(Dataset records)
***
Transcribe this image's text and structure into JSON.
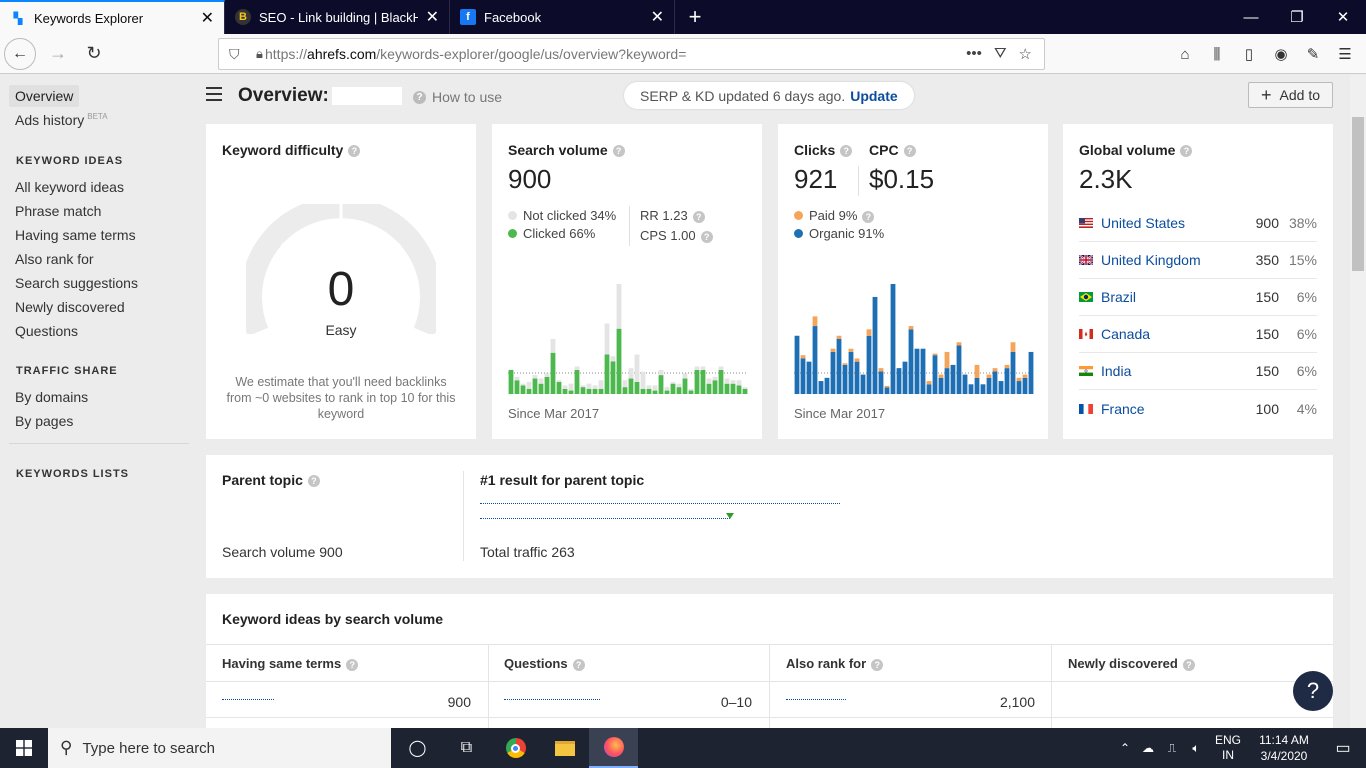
{
  "browser": {
    "tabs": [
      {
        "label": "Keywords Explorer",
        "active": true
      },
      {
        "label": "SEO - Link building | BlackHatW",
        "active": false
      },
      {
        "label": "Facebook",
        "active": false
      }
    ],
    "url_prefix": "https://",
    "url_domain": "ahrefs.com",
    "url_path": "/keywords-explorer/google/us/overview?keyword="
  },
  "sidebar": {
    "overview": "Overview",
    "ads_history": "Ads history",
    "beta": "BETA",
    "keyword_ideas_header": "KEYWORD IDEAS",
    "keyword_ideas": [
      "All keyword ideas",
      "Phrase match",
      "Having same terms",
      "Also rank for",
      "Search suggestions",
      "Newly discovered",
      "Questions"
    ],
    "traffic_share_header": "TRAFFIC SHARE",
    "traffic_share": [
      "By domains",
      "By pages"
    ],
    "keywords_lists_header": "KEYWORDS LISTS"
  },
  "header": {
    "title": "Overview:",
    "how_to_use": "How to use",
    "serp_status": "SERP & KD updated 6 days ago.",
    "update": "Update",
    "add_to": "Add to"
  },
  "kd": {
    "title": "Keyword difficulty",
    "value": "0",
    "label": "Easy",
    "note": "We estimate that you'll need backlinks from ~0 websites to rank in top 10 for this keyword",
    "gauge_fraction": 0
  },
  "search_volume": {
    "title": "Search volume",
    "value": "900",
    "not_clicked": "Not clicked 34%",
    "clicked": "Clicked 66%",
    "rr": "RR 1.23",
    "cps": "CPS 1.00",
    "since": "Since Mar 2017"
  },
  "clicks": {
    "title": "Clicks",
    "value": "921",
    "cpc_title": "CPC",
    "cpc_value": "$0.15",
    "paid": "Paid 9%",
    "organic": "Organic 91%",
    "since": "Since Mar 2017"
  },
  "global_volume": {
    "title": "Global volume",
    "value": "2.3K",
    "countries": [
      {
        "name": "United States",
        "volume": "900",
        "pct": "38%",
        "flag": "us"
      },
      {
        "name": "United Kingdom",
        "volume": "350",
        "pct": "15%",
        "flag": "uk"
      },
      {
        "name": "Brazil",
        "volume": "150",
        "pct": "6%",
        "flag": "br"
      },
      {
        "name": "Canada",
        "volume": "150",
        "pct": "6%",
        "flag": "ca"
      },
      {
        "name": "India",
        "volume": "150",
        "pct": "6%",
        "flag": "in"
      },
      {
        "name": "France",
        "volume": "100",
        "pct": "4%",
        "flag": "fr"
      }
    ]
  },
  "parent_topic": {
    "title": "Parent topic",
    "result_title": "#1 result for parent topic",
    "search_volume": "Search volume 900",
    "total_traffic": "Total traffic 263"
  },
  "keyword_ideas": {
    "title": "Keyword ideas by search volume",
    "columns": [
      {
        "label": "Having same terms",
        "value": "900"
      },
      {
        "label": "Questions",
        "value": "0–10"
      },
      {
        "label": "Also rank for",
        "value": "2,100"
      },
      {
        "label": "Newly discovered",
        "value": ""
      }
    ]
  },
  "taskbar": {
    "search_placeholder": "Type here to search",
    "lang1": "ENG",
    "lang2": "IN",
    "time": "11:14 AM",
    "date": "3/4/2020"
  },
  "help": "?",
  "colors": {
    "accent": "#0b4c9e",
    "clicked": "#4db84d",
    "not_clicked": "#e4e4e4",
    "paid": "#f5a55a",
    "organic": "#1f6fb5"
  },
  "sv_chart": {
    "clicked": [
      14,
      8,
      5,
      3,
      9,
      6,
      10,
      24,
      7,
      3,
      2,
      14,
      4,
      3,
      3,
      3,
      23,
      19,
      38,
      4,
      9,
      7,
      3,
      3,
      2,
      11,
      2,
      6,
      4,
      9,
      2,
      14,
      14,
      6,
      8,
      14,
      6,
      6,
      5,
      3
    ],
    "not_clicked": [
      0,
      2,
      1,
      4,
      2,
      3,
      2,
      8,
      1,
      2,
      4,
      2,
      1,
      3,
      2,
      5,
      18,
      3,
      26,
      4,
      6,
      16,
      10,
      2,
      3,
      3,
      2,
      1,
      2,
      3,
      1,
      2,
      2,
      3,
      2,
      2,
      3,
      2,
      3,
      1
    ]
  },
  "clicks_chart": {
    "organic": [
      36,
      22,
      20,
      42,
      8,
      10,
      26,
      34,
      18,
      26,
      20,
      12,
      36,
      60,
      14,
      4,
      68,
      16,
      20,
      40,
      28,
      28,
      6,
      24,
      10,
      16,
      18,
      30,
      12,
      6,
      10,
      6,
      10,
      14,
      8,
      16,
      26,
      8,
      10,
      26
    ],
    "paid": [
      0,
      2,
      0,
      6,
      0,
      0,
      2,
      2,
      1,
      2,
      2,
      0,
      4,
      0,
      2,
      1,
      0,
      0,
      0,
      2,
      0,
      0,
      2,
      1,
      2,
      10,
      0,
      2,
      0,
      0,
      8,
      0,
      2,
      2,
      0,
      2,
      6,
      2,
      2,
      0
    ]
  }
}
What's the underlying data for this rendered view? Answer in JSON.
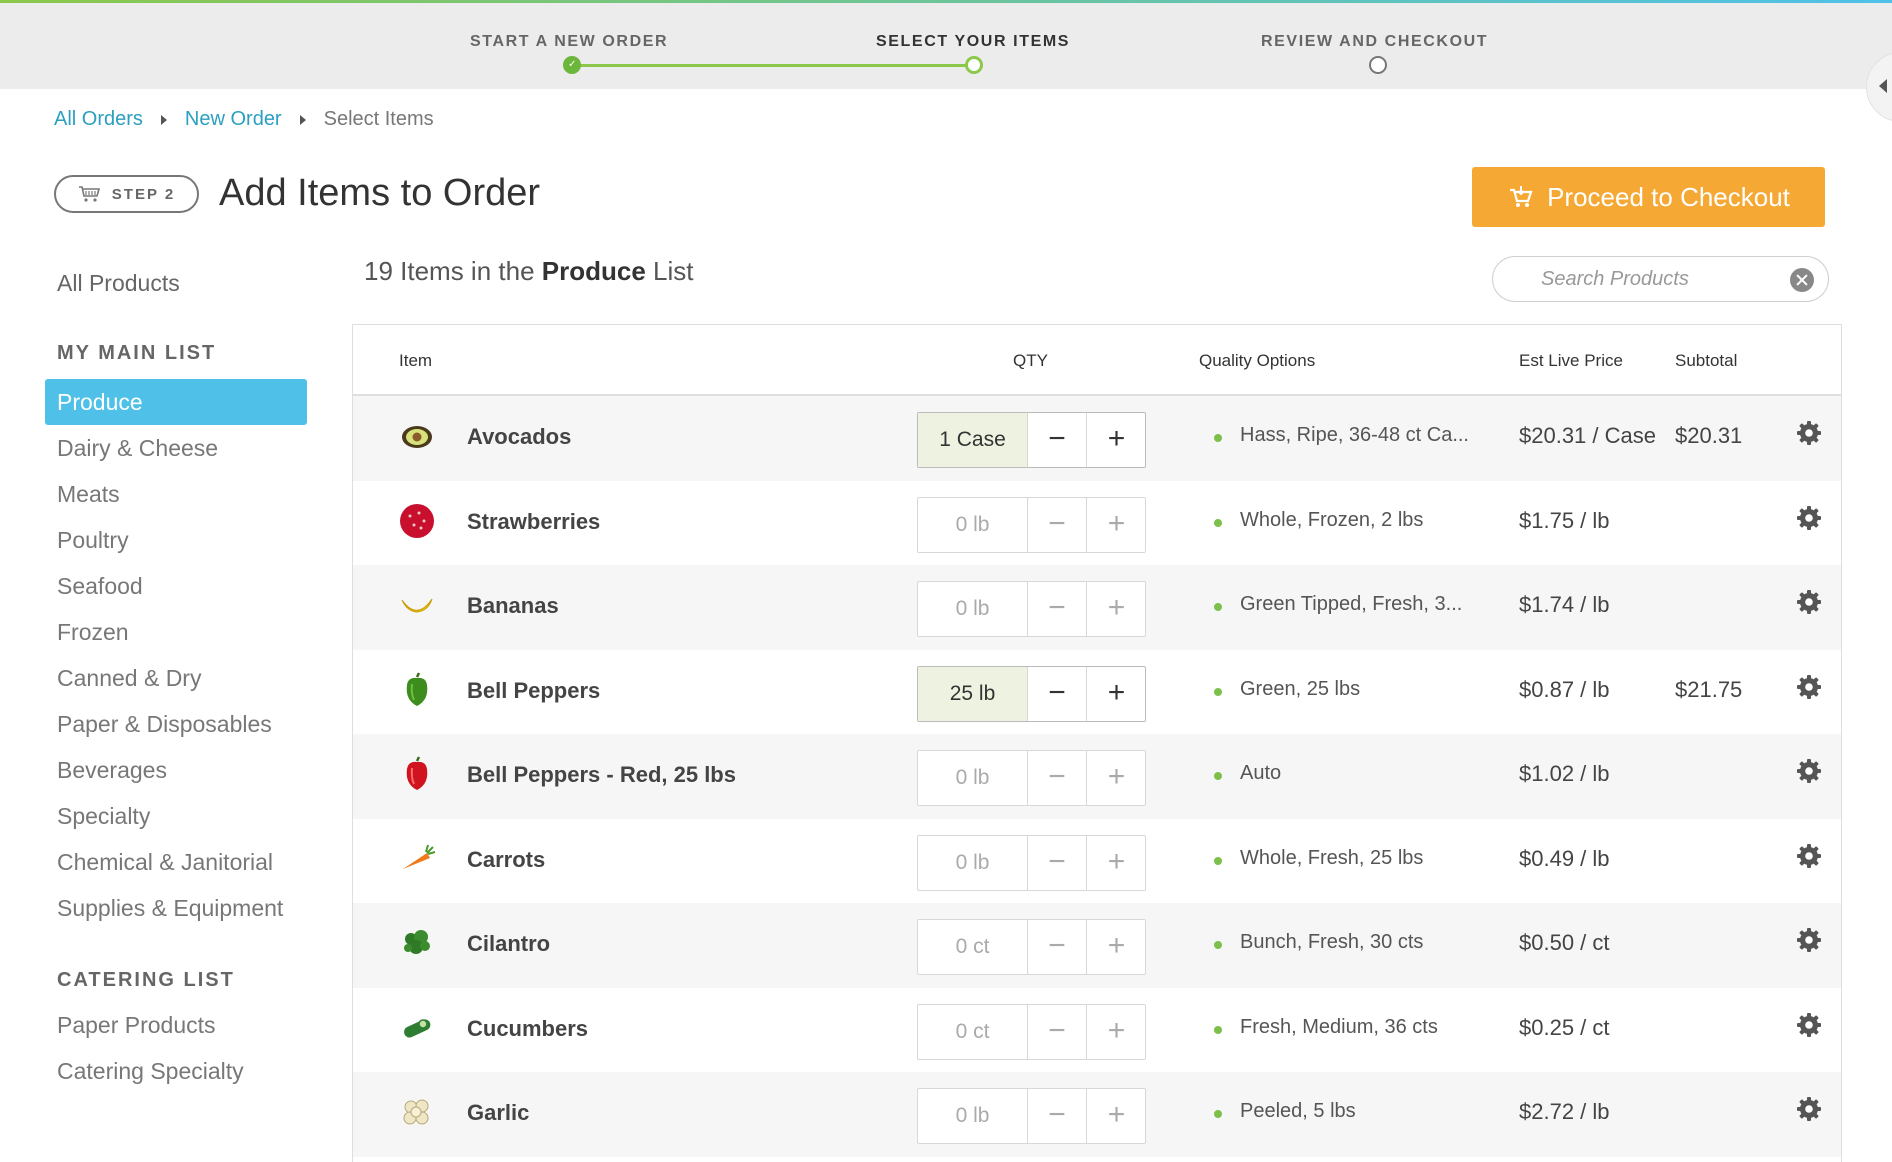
{
  "progress": {
    "steps": [
      {
        "label": "START A NEW ORDER",
        "state": "done"
      },
      {
        "label": "SELECT YOUR ITEMS",
        "state": "current"
      },
      {
        "label": "REVIEW AND CHECKOUT",
        "state": "pending"
      }
    ]
  },
  "breadcrumb": {
    "all_orders": "All Orders",
    "new_order": "New Order",
    "current": "Select Items"
  },
  "header": {
    "step_badge": "STEP 2",
    "title": "Add Items to Order",
    "checkout_label": "Proceed to Checkout"
  },
  "colors": {
    "accent_blue": "#4fc1e9",
    "accent_green": "#8cc84b",
    "checkout_orange": "#f5a833",
    "link": "#2a9fbf"
  },
  "sidebar": {
    "all_products": "All Products",
    "main_list_heading": "MY MAIN LIST",
    "main_items": [
      {
        "label": "Produce",
        "active": true
      },
      {
        "label": "Dairy & Cheese"
      },
      {
        "label": "Meats"
      },
      {
        "label": "Poultry"
      },
      {
        "label": "Seafood"
      },
      {
        "label": "Frozen"
      },
      {
        "label": "Canned & Dry"
      },
      {
        "label": "Paper & Disposables"
      },
      {
        "label": "Beverages"
      },
      {
        "label": "Specialty"
      },
      {
        "label": "Chemical & Janitorial"
      },
      {
        "label": "Supplies & Equipment"
      }
    ],
    "catering_heading": "CATERING LIST",
    "catering_items": [
      {
        "label": "Paper Products"
      },
      {
        "label": "Catering Specialty"
      }
    ]
  },
  "list": {
    "count_prefix": "19 Items in the",
    "list_name": "Produce",
    "suffix": "List"
  },
  "search": {
    "placeholder": "Search Products",
    "value": ""
  },
  "table": {
    "columns": {
      "item": "Item",
      "qty": "QTY",
      "quality": "Quality Options",
      "price": "Est Live Price",
      "subtotal": "Subtotal"
    },
    "rows": [
      {
        "name": "Avocados",
        "icon": "avocado-icon",
        "qty": "1 Case",
        "filled": true,
        "quality": "Hass, Ripe, 36-48 ct Ca...",
        "price": "$20.31 / Case",
        "subtotal": "$20.31"
      },
      {
        "name": "Strawberries",
        "icon": "strawberry-icon",
        "qty": "0 lb",
        "filled": false,
        "quality": "Whole, Frozen, 2 lbs",
        "price": "$1.75 / lb",
        "subtotal": ""
      },
      {
        "name": "Bananas",
        "icon": "banana-icon",
        "qty": "0 lb",
        "filled": false,
        "quality": "Green Tipped, Fresh, 3...",
        "price": "$1.74 / lb",
        "subtotal": ""
      },
      {
        "name": "Bell Peppers",
        "icon": "green-pepper-icon",
        "qty": "25 lb",
        "filled": true,
        "quality": "Green, 25 lbs",
        "price": "$0.87 / lb",
        "subtotal": "$21.75"
      },
      {
        "name": "Bell Peppers - Red, 25 lbs",
        "icon": "red-pepper-icon",
        "qty": "0 lb",
        "filled": false,
        "quality": "Auto",
        "price": "$1.02 / lb",
        "subtotal": ""
      },
      {
        "name": "Carrots",
        "icon": "carrot-icon",
        "qty": "0 lb",
        "filled": false,
        "quality": "Whole, Fresh, 25 lbs",
        "price": "$0.49 / lb",
        "subtotal": ""
      },
      {
        "name": "Cilantro",
        "icon": "cilantro-icon",
        "qty": "0 ct",
        "filled": false,
        "quality": "Bunch, Fresh, 30 cts",
        "price": "$0.50 / ct",
        "subtotal": ""
      },
      {
        "name": "Cucumbers",
        "icon": "cucumber-icon",
        "qty": "0 ct",
        "filled": false,
        "quality": "Fresh, Medium, 36 cts",
        "price": "$0.25 / ct",
        "subtotal": ""
      },
      {
        "name": "Garlic",
        "icon": "garlic-icon",
        "qty": "0 lb",
        "filled": false,
        "quality": "Peeled, 5 lbs",
        "price": "$2.72 / lb",
        "subtotal": ""
      }
    ]
  }
}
***
WORK TO BE COMPLETED
Gather up every line in the data above that contains the word "rank", copying each one.

EXPECTED ANSWER
      "Also rank for",
    "note": "We estimate that you'll need backlinks from ~0 websites to rank in top 10 for this keyword",
        "label": "Also rank for",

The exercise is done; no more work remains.